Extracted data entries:
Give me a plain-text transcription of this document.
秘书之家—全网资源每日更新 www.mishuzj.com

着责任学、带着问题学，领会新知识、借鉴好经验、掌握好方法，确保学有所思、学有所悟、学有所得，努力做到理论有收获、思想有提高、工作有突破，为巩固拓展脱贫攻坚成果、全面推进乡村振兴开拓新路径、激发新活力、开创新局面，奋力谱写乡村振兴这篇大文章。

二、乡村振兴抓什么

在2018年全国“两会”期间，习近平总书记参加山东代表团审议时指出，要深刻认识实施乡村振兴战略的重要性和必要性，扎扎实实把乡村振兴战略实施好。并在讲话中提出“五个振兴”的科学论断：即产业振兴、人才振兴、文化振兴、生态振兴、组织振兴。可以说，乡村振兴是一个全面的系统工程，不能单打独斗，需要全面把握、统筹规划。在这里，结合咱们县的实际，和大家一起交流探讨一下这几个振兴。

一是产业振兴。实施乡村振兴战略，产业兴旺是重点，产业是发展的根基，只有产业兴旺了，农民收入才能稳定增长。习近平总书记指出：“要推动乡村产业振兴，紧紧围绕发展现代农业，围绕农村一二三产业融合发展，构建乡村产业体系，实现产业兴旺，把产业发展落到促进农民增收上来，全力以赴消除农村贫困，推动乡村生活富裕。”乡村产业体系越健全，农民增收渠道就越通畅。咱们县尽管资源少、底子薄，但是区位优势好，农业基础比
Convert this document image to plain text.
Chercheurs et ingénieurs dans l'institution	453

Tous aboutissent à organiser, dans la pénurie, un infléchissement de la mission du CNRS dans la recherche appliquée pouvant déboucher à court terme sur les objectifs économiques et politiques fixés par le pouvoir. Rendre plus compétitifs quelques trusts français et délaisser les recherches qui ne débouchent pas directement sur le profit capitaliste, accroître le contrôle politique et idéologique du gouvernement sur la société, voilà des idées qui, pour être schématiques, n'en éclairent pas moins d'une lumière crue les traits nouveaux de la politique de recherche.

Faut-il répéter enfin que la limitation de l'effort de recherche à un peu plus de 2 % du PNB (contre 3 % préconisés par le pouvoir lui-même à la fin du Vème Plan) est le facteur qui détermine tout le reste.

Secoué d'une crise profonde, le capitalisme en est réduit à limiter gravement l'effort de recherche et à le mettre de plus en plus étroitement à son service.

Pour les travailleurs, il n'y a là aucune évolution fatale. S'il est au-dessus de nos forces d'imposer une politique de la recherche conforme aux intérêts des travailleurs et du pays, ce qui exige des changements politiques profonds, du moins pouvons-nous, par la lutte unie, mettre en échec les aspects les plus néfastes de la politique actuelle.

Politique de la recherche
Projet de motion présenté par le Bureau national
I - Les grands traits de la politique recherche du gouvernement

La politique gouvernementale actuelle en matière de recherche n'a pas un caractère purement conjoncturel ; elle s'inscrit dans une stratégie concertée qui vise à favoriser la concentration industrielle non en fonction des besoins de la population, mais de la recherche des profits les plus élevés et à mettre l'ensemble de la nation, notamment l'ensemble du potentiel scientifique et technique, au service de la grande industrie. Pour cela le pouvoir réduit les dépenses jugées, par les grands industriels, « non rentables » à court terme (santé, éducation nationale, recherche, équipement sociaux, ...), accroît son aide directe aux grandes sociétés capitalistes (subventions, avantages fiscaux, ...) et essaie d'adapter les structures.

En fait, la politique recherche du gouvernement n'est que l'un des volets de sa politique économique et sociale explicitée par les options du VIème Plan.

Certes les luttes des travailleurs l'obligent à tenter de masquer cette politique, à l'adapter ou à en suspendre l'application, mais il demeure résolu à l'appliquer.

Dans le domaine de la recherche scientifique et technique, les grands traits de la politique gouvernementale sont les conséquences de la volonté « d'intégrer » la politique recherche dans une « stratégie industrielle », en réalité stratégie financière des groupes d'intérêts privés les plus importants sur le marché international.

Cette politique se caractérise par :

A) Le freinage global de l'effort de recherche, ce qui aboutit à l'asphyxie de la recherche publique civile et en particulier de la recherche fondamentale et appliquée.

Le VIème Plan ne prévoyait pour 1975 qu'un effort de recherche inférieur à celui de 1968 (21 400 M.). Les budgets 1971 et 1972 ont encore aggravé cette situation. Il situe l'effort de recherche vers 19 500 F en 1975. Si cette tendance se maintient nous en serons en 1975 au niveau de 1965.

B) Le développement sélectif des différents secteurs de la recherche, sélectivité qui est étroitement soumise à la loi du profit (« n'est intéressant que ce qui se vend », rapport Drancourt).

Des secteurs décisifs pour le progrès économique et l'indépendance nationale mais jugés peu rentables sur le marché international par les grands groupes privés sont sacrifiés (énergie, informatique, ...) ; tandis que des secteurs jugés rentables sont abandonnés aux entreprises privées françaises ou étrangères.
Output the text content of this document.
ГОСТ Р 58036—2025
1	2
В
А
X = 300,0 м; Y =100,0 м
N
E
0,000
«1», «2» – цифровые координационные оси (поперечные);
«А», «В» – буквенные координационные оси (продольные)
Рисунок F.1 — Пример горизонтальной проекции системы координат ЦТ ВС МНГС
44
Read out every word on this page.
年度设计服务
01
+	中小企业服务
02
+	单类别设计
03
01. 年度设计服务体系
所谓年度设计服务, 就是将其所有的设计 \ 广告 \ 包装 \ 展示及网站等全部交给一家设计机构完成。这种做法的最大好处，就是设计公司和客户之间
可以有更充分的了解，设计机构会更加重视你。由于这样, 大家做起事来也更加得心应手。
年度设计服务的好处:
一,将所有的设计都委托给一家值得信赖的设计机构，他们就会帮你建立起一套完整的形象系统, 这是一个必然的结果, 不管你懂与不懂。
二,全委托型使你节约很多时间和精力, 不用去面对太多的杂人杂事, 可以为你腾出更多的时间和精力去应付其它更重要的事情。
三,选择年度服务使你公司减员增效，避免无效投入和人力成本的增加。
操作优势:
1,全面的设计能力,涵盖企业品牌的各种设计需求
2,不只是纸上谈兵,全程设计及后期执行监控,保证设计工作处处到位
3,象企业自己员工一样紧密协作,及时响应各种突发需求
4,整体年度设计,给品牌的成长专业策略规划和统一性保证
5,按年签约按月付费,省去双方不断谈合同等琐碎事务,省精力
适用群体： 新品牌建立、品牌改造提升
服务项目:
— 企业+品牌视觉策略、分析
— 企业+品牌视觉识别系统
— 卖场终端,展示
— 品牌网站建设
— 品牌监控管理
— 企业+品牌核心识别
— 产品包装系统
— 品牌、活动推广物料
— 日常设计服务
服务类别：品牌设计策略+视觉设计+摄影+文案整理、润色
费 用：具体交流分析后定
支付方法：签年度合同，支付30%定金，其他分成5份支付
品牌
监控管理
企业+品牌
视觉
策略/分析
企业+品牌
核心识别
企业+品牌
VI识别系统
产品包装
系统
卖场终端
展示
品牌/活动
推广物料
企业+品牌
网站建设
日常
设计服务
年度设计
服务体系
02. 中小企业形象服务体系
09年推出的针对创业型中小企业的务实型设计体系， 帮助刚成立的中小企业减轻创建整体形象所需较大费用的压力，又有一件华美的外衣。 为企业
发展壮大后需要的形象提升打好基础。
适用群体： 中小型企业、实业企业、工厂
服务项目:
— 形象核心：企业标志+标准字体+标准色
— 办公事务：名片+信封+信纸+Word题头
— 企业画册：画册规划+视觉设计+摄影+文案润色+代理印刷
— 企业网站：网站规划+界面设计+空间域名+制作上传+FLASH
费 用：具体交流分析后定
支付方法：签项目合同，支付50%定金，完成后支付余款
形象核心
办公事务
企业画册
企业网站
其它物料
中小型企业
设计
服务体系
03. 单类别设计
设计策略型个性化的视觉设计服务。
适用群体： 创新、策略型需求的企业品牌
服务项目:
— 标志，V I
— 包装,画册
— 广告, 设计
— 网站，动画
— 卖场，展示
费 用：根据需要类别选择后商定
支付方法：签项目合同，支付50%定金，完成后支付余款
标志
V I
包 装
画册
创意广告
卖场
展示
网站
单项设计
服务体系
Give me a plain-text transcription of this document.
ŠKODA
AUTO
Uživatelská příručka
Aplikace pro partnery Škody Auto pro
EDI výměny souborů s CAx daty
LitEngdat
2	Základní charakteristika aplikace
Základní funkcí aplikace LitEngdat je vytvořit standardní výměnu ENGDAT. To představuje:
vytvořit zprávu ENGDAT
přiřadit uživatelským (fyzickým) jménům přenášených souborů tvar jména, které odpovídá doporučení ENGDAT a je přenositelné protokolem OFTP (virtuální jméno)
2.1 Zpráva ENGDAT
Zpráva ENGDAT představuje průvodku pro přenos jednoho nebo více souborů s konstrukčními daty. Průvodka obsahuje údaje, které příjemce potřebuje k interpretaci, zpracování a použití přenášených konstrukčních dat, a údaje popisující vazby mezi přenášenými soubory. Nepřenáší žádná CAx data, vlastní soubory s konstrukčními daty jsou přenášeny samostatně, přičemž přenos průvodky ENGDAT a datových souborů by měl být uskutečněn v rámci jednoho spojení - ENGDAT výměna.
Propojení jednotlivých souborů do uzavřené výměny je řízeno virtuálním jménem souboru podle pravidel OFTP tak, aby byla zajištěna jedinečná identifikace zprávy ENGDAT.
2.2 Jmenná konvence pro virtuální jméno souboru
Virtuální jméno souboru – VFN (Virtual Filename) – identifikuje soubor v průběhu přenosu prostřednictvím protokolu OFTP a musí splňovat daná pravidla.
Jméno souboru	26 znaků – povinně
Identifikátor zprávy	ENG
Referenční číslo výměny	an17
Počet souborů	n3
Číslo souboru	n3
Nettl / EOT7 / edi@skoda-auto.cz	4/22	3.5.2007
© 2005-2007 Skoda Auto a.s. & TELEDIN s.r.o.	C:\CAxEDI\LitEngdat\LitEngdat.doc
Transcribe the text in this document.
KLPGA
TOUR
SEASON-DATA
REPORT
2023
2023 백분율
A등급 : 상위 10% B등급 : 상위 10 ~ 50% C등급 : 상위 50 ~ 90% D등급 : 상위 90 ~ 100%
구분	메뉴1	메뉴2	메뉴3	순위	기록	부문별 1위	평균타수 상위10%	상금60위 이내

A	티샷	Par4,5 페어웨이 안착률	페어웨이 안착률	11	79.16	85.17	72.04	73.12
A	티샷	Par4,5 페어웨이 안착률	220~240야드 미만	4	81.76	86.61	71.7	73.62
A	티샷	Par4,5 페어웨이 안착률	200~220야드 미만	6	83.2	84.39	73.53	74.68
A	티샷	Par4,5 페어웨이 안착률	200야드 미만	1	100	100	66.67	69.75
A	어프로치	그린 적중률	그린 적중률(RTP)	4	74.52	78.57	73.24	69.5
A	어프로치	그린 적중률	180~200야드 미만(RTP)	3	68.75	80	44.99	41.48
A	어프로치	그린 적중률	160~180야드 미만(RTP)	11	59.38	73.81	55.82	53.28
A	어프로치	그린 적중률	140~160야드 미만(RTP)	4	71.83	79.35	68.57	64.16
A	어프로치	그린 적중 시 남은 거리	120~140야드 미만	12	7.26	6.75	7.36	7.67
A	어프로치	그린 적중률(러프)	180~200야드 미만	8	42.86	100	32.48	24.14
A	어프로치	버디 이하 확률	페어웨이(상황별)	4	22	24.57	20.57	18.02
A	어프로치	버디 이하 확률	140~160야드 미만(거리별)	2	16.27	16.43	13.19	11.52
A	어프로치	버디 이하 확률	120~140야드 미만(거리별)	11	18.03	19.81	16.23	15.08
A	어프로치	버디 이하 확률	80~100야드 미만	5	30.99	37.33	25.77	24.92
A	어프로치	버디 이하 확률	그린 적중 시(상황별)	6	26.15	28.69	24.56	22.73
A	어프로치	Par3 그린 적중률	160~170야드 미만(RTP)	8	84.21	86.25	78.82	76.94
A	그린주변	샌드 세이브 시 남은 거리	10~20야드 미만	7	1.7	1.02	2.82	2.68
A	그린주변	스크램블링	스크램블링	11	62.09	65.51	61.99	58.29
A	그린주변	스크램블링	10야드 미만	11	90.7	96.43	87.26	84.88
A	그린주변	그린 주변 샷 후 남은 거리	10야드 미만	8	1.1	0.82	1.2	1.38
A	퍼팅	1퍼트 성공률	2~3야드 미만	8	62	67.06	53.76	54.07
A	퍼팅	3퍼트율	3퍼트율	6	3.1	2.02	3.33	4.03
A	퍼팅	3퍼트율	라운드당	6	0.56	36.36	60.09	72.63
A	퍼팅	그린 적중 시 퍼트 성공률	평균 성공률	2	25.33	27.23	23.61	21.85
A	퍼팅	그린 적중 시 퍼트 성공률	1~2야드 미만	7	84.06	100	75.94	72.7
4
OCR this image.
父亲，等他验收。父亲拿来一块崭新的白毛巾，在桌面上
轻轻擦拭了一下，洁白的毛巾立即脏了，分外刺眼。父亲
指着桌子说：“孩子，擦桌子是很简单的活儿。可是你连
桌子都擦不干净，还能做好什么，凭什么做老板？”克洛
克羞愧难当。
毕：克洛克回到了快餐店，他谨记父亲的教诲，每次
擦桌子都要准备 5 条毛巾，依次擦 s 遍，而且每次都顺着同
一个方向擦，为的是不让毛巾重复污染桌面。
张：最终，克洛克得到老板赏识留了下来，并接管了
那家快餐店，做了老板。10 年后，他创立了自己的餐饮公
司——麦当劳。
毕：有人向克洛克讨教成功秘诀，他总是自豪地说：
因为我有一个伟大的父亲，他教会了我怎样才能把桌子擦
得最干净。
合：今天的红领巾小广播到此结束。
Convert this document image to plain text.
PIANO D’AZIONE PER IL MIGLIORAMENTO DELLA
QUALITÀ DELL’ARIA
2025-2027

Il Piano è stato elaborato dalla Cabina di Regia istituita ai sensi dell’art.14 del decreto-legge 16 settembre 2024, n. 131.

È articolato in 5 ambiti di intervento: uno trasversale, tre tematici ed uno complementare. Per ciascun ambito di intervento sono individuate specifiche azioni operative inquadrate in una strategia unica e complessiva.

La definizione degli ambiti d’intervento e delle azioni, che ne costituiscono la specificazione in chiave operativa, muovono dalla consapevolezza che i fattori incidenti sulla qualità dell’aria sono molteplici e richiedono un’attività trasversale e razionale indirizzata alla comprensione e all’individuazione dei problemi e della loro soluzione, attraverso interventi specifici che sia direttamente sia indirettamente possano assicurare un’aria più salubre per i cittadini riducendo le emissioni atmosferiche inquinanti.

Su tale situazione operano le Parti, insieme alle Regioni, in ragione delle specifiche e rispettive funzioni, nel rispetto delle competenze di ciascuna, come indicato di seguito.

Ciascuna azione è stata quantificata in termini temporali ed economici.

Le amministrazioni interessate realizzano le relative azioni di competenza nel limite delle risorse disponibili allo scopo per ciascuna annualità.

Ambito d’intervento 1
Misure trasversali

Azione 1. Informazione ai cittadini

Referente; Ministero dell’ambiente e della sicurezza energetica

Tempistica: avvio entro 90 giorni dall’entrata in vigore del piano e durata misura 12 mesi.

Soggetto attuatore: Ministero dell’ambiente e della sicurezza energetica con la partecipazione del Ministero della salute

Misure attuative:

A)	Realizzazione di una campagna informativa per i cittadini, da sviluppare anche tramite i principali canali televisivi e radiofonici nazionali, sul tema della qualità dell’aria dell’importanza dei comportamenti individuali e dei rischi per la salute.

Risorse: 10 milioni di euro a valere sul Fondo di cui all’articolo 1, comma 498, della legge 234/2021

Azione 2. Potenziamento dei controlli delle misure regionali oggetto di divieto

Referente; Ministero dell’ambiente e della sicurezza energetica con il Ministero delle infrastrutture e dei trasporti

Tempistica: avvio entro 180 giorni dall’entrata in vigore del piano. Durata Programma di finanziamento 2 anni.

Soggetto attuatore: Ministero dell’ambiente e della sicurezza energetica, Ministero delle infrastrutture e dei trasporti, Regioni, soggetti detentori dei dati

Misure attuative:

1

## TO BE DONE
Copy out all lines where the word "Tempistica" appears.

## ANSWER FOR THIS EXERCISE
Tempistica: avvio entro 90 giorni dall’entrata in vigore del piano e durata misura 12 mesi.
Tempistica: avvio entro 180 giorni dall’entrata in vigore del piano. Durata Programma di finanziamento 2 anni.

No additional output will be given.